The problem: Extract each line of the data below exactly as written.

------------------------------------------------

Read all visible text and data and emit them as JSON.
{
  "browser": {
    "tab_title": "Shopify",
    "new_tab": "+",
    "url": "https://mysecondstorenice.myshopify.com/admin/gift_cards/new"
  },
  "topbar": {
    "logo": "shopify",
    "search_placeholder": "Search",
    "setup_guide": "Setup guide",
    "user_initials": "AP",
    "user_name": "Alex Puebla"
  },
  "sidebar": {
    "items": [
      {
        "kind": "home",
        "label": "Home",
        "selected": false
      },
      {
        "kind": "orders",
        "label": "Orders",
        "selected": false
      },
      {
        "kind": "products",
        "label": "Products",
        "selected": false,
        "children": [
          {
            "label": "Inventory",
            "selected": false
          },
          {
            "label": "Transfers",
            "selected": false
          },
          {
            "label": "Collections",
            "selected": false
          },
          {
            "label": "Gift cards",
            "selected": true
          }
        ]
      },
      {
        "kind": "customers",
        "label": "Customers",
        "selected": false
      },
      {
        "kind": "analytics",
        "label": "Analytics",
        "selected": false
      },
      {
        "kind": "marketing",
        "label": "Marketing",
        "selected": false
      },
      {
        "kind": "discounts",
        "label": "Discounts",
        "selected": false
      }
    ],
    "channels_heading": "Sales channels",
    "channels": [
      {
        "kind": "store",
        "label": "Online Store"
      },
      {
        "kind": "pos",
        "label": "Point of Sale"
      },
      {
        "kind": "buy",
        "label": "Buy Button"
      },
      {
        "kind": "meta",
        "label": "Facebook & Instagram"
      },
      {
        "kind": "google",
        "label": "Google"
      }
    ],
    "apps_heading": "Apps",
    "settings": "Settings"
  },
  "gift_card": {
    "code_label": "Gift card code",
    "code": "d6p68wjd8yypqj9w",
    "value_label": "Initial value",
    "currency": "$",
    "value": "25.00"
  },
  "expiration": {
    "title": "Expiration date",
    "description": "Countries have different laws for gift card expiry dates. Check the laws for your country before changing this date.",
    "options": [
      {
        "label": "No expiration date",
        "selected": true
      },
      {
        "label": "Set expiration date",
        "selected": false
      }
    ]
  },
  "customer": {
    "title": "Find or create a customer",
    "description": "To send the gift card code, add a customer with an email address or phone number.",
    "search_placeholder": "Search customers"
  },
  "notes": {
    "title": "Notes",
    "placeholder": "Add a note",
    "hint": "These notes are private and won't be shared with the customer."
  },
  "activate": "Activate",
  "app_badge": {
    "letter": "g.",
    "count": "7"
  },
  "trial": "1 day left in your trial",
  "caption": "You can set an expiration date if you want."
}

------------------------------------------------

Full output:
Read all visible text and data and emit them as JSON.
{
  "browser": {
    "tab_title": "Shopify",
    "new_tab": "+",
    "url": "https://mysecondstorenice.myshopify.com/admin/gift_cards/new"
  },
  "topbar": {
    "logo": "shopify",
    "search_placeholder": "Search",
    "setup_guide": "Setup guide",
    "user_initials": "AP",
    "user_name": "Alex Puebla"
  },
  "sidebar": {
    "items": [
      {
        "kind": "home",
        "label": "Home",
        "selected": false
      },
      {
        "kind": "orders",
        "label": "Orders",
        "selected": false
      },
      {
        "kind": "products",
        "label": "Products",
        "selected": false,
        "children": [
          {
            "label": "Inventory",
            "selected": false
          },
          {
            "label": "Transfers",
            "selected": false
          },
          {
            "label": "Collections",
            "selected": false
          },
          {
            "label": "Gift cards",
            "selected": true
          }
        ]
      },
      {
        "kind": "customers",
        "label": "Customers",
        "selected": false
      },
      {
        "kind": "analytics",
        "label": "Analytics",
        "selected": false
      },
      {
        "kind": "marketing",
        "label": "Marketing",
        "selected": false
      },
      {
        "kind": "discounts",
        "label": "Discounts",
        "selected": false
      }
    ],
    "channels_heading": "Sales channels",
    "channels": [
      {
        "kind": "store",
        "label": "Online Store"
      },
      {
        "kind": "pos",
        "label": "Point of Sale"
      },
      {
        "kind": "buy",
        "label": "Buy Button"
      },
      {
        "kind": "meta",
        "label": "Facebook & Instagram"
      },
      {
        "kind": "google",
        "label": "Google"
      }
    ],
    "apps_heading": "Apps",
    "settings": "Settings"
  },
  "gift_card": {
    "code_label": "Gift card code",
    "code": "d6p68wjd8yypqj9w",
    "value_label": "Initial value",
    "currency": "$",
    "value": "25.00"
  },
  "expiration": {
    "title": "Expiration date",
    "description": "Countries have different laws for gift card expiry dates. Check the laws for your country before changing this date.",
    "options": [
      {
        "label": "No expiration date",
        "selected": true
      },
      {
        "label": "Set expiration date",
        "selected": false
      }
    ]
  },
  "customer": {
    "title": "Find or create a customer",
    "description": "To send the gift card code, add a customer with an email address or phone number.",
    "search_placeholder": "Search customers"
  },
  "notes": {
    "title": "Notes",
    "placeholder": "Add a note",
    "hint": "These notes are private and won't be shared with the customer."
  },
  "activate": "Activate",
  "app_badge": {
    "letter": "g.",
    "count": "7"
  },
  "trial": "1 day left in your trial",
  "caption": "You can set an expiration date if you want."
}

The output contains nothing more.